> **Work to complete**
Repeat all of the material below exactly as written, images excluded.

========================================

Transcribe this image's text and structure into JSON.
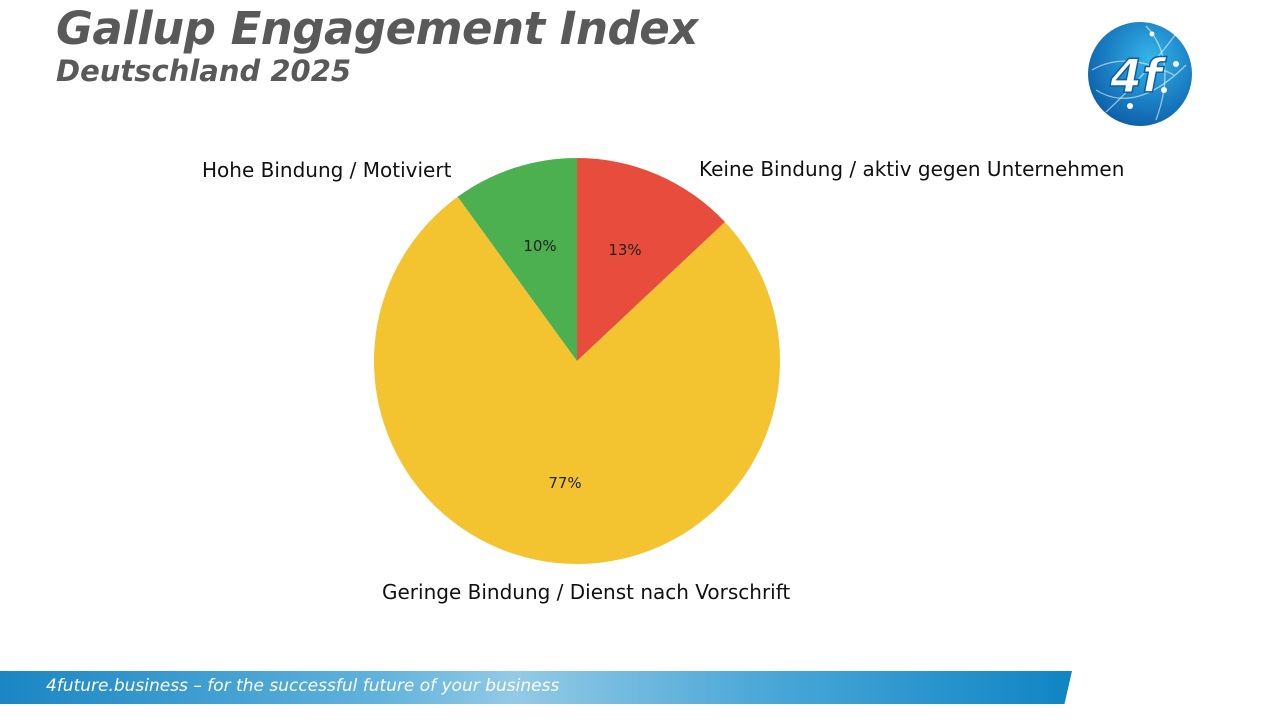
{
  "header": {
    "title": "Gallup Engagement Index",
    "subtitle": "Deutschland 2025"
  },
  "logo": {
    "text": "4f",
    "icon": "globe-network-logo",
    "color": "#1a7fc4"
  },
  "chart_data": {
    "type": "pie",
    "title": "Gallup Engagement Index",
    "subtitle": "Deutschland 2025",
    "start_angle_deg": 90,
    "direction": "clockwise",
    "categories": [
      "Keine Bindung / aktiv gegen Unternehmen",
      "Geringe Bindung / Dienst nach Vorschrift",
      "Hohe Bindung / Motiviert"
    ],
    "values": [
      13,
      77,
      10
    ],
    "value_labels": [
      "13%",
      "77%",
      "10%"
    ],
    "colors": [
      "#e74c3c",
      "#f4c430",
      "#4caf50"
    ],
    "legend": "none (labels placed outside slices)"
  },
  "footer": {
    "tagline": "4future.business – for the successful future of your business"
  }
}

========================================

> **Finished task**
Transcribe this image's text and structure into JSON.
{
  "header": {
    "title": "Gallup Engagement Index",
    "subtitle": "Deutschland 2025"
  },
  "logo": {
    "text": "4f",
    "icon": "globe-network-logo",
    "color": "#1a7fc4"
  },
  "chart_data": {
    "type": "pie",
    "title": "Gallup Engagement Index",
    "subtitle": "Deutschland 2025",
    "start_angle_deg": 90,
    "direction": "clockwise",
    "categories": [
      "Keine Bindung / aktiv gegen Unternehmen",
      "Geringe Bindung / Dienst nach Vorschrift",
      "Hohe Bindung / Motiviert"
    ],
    "values": [
      13,
      77,
      10
    ],
    "value_labels": [
      "13%",
      "77%",
      "10%"
    ],
    "colors": [
      "#e74c3c",
      "#f4c430",
      "#4caf50"
    ],
    "legend": "none (labels placed outside slices)"
  },
  "footer": {
    "tagline": "4future.business – for the successful future of your business"
  }
}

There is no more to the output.